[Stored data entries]
────────────────────────────────────────

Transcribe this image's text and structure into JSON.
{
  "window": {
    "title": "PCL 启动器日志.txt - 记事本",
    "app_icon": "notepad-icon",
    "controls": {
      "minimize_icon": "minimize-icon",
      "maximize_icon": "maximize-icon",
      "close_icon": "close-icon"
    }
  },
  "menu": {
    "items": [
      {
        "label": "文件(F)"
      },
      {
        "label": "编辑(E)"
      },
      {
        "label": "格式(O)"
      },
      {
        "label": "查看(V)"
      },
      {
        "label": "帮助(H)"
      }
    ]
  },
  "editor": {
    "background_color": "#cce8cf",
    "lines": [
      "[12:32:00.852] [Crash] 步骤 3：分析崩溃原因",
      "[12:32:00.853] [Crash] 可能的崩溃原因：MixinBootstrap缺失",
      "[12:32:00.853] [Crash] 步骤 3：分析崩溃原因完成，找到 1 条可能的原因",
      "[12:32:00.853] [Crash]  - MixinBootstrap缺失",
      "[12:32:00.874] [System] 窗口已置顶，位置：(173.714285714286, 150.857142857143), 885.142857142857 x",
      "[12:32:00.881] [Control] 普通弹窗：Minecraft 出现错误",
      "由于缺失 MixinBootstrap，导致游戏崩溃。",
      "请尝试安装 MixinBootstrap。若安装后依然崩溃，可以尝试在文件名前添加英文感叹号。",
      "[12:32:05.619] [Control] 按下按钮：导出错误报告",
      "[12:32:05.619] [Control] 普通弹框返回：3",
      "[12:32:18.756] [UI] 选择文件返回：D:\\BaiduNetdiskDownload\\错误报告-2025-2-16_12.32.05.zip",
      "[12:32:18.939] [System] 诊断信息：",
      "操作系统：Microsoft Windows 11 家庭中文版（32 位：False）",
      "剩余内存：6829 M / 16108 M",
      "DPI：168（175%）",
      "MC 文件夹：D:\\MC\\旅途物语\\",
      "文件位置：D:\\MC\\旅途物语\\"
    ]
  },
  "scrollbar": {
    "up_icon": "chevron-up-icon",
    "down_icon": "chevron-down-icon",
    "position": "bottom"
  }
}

────────────────────────────────────────

• Instruction
Read the entries above, then pull out the lines that include "icon".

• The solution
    "app_icon": "notepad-icon",
      "minimize_icon": "minimize-icon",
      "maximize_icon": "maximize-icon",
      "close_icon": "close-icon"
    "up_icon": "chevron-up-icon",
    "down_icon": "chevron-down-icon",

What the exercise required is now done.